=== YOUR GOAL ===
Output all of the entries below precisely as written.

=== Extracted data entries ===
* BEGIN *

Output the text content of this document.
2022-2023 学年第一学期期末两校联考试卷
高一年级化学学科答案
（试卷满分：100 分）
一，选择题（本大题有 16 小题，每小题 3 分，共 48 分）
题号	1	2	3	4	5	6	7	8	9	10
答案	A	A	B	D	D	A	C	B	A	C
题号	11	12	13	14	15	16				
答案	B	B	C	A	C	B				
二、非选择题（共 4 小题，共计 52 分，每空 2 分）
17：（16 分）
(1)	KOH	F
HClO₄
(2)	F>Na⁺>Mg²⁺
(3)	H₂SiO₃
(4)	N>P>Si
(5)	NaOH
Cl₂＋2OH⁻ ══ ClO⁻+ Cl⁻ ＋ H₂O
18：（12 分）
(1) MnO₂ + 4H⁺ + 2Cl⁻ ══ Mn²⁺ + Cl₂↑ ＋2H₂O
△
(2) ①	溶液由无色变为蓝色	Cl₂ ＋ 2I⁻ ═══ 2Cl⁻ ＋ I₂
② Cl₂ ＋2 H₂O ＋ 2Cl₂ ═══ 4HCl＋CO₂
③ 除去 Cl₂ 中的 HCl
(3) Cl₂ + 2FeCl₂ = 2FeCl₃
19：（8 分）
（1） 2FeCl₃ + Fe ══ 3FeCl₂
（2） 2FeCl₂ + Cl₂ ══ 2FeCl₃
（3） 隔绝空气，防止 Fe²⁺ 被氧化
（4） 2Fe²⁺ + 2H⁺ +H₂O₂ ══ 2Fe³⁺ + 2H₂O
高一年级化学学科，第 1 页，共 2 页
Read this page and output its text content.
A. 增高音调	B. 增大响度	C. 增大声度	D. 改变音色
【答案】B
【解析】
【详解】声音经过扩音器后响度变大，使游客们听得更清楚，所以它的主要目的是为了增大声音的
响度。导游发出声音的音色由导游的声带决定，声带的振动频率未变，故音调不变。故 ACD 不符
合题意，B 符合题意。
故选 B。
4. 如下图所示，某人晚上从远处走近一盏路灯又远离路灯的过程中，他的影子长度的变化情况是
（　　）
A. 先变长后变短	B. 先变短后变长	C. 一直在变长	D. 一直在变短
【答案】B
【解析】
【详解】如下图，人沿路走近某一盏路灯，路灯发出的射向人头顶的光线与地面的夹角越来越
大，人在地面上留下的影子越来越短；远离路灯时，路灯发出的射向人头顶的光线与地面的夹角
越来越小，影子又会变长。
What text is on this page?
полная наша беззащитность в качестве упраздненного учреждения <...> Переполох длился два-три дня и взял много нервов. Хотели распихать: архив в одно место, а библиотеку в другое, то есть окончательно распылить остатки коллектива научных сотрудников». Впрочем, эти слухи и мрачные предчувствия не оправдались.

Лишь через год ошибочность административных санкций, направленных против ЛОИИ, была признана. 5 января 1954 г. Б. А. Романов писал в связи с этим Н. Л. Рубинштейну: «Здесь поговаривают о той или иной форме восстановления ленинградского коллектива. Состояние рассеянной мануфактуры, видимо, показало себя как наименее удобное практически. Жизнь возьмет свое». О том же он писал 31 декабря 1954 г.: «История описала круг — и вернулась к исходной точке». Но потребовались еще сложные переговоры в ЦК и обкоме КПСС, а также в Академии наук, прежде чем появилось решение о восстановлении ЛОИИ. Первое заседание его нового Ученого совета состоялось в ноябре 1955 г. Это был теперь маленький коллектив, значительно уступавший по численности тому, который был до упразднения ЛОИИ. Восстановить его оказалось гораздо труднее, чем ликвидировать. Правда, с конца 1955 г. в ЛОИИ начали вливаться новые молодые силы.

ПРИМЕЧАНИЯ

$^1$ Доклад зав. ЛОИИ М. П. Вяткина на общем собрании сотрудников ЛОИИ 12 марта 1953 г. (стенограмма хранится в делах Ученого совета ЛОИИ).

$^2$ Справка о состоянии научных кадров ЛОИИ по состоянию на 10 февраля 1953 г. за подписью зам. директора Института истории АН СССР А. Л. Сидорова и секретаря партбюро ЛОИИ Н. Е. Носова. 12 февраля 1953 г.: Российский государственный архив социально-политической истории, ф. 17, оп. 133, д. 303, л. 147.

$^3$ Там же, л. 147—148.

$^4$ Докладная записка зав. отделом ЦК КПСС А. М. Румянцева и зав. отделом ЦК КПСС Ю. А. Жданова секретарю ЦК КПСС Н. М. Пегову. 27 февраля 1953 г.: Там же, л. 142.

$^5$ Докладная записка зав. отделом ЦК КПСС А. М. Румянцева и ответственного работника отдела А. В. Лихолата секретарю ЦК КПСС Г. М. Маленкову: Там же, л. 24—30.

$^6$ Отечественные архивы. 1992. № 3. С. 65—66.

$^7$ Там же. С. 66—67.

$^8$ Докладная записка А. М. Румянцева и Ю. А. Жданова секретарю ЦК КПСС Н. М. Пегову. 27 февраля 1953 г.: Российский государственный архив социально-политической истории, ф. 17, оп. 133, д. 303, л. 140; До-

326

* END *

=== RESULT OF THIS EXERCISE ===
Output the text content of this document.
2022-2023 学年第一学期期末两校联考试卷
高一年级化学学科答案
（试卷满分：100 分）
一，选择题（本大题有 16 小题，每小题 3 分，共 48 分）
题号	1	2	3	4	5	6	7	8	9	10
答案	A	A	B	D	D	A	C	B	A	C
题号	11	12	13	14	15	16				
答案	B	B	C	A	C	B				
二、非选择题（共 4 小题，共计 52 分，每空 2 分）
17：（16 分）
(1)	KOH	F
HClO₄
(2)	F>Na⁺>Mg²⁺
(3)	H₂SiO₃
(4)	N>P>Si
(5)	NaOH
Cl₂＋2OH⁻ ══ ClO⁻+ Cl⁻ ＋ H₂O
18：（12 分）
(1) MnO₂ + 4H⁺ + 2Cl⁻ ══ Mn²⁺ + Cl₂↑ ＋2H₂O
△
(2) ①	溶液由无色变为蓝色	Cl₂ ＋ 2I⁻ ═══ 2Cl⁻ ＋ I₂
② Cl₂ ＋2 H₂O ＋ 2Cl₂ ═══ 4HCl＋CO₂
③ 除去 Cl₂ 中的 HCl
(3) Cl₂ + 2FeCl₂ = 2FeCl₃
19：（8 分）
（1） 2FeCl₃ + Fe ══ 3FeCl₂
（2） 2FeCl₂ + Cl₂ ══ 2FeCl₃
（3） 隔绝空气，防止 Fe²⁺ 被氧化
（4） 2Fe²⁺ + 2H⁺ +H₂O₂ ══ 2Fe³⁺ + 2H₂O
高一年级化学学科，第 1 页，共 2 页
Read this page and output its text content.
A. 增高音调	B. 增大响度	C. 增大声度	D. 改变音色
【答案】B
【解析】
【详解】声音经过扩音器后响度变大，使游客们听得更清楚，所以它的主要目的是为了增大声音的
响度。导游发出声音的音色由导游的声带决定，声带的振动频率未变，故音调不变。故 ACD 不符
合题意，B 符合题意。
故选 B。
4. 如下图所示，某人晚上从远处走近一盏路灯又远离路灯的过程中，他的影子长度的变化情况是
（　　）
A. 先变长后变短	B. 先变短后变长	C. 一直在变长	D. 一直在变短
【答案】B
【解析】
【详解】如下图，人沿路走近某一盏路灯，路灯发出的射向人头顶的光线与地面的夹角越来越
大，人在地面上留下的影子越来越短；远离路灯时，路灯发出的射向人头顶的光线与地面的夹角
越来越小，影子又会变长。
What text is on this page?
полная наша беззащитность в качестве упраздненного учреждения <...> Переполох длился два-три дня и взял много нервов. Хотели распихать: архив в одно место, а библиотеку в другое, то есть окончательно распылить остатки коллектива научных сотрудников». Впрочем, эти слухи и мрачные предчувствия не оправдались.

Лишь через год ошибочность административных санкций, направленных против ЛОИИ, была признана. 5 января 1954 г. Б. А. Романов писал в связи с этим Н. Л. Рубинштейну: «Здесь поговаривают о той или иной форме восстановления ленинградского коллектива. Состояние рассеянной мануфактуры, видимо, показало себя как наименее удобное практически. Жизнь возьмет свое». О том же он писал 31 декабря 1954 г.: «История описала круг — и вернулась к исходной точке». Но потребовались еще сложные переговоры в ЦК и обкоме КПСС, а также в Академии наук, прежде чем появилось решение о восстановлении ЛОИИ. Первое заседание его нового Ученого совета состоялось в ноябре 1955 г. Это был теперь маленький коллектив, значительно уступавший по численности тому, который был до упразднения ЛОИИ. Восстановить его оказалось гораздо труднее, чем ликвидировать. Правда, с конца 1955 г. в ЛОИИ начали вливаться новые молодые силы.

ПРИМЕЧАНИЯ

$^1$ Доклад зав. ЛОИИ М. П. Вяткина на общем собрании сотрудников ЛОИИ 12 марта 1953 г. (стенограмма хранится в делах Ученого совета ЛОИИ).

$^2$ Справка о состоянии научных кадров ЛОИИ по состоянию на 10 февраля 1953 г. за подписью зам. директора Института истории АН СССР А. Л. Сидорова и секретаря партбюро ЛОИИ Н. Е. Носова. 12 февраля 1953 г.: Российский государственный архив социально-политической истории, ф. 17, оп. 133, д. 303, л. 147.

$^3$ Там же, л. 147—148.

$^4$ Докладная записка зав. отделом ЦК КПСС А. М. Румянцева и зав. отделом ЦК КПСС Ю. А. Жданова секретарю ЦК КПСС Н. М. Пегову. 27 февраля 1953 г.: Там же, л. 142.

$^5$ Докладная записка зав. отделом ЦК КПСС А. М. Румянцева и ответственного работника отдела А. В. Лихолата секретарю ЦК КПСС Г. М. Маленкову: Там же, л. 24—30.

$^6$ Отечественные архивы. 1992. № 3. С. 65—66.

$^7$ Там же. С. 66—67.

$^8$ Докладная записка А. М. Румянцева и Ю. А. Жданова секретарю ЦК КПСС Н. М. Пегову. 27 февраля 1953 г.: Российский государственный архив социально-политической истории, ф. 17, оп. 133, д. 303, л. 140; До-

326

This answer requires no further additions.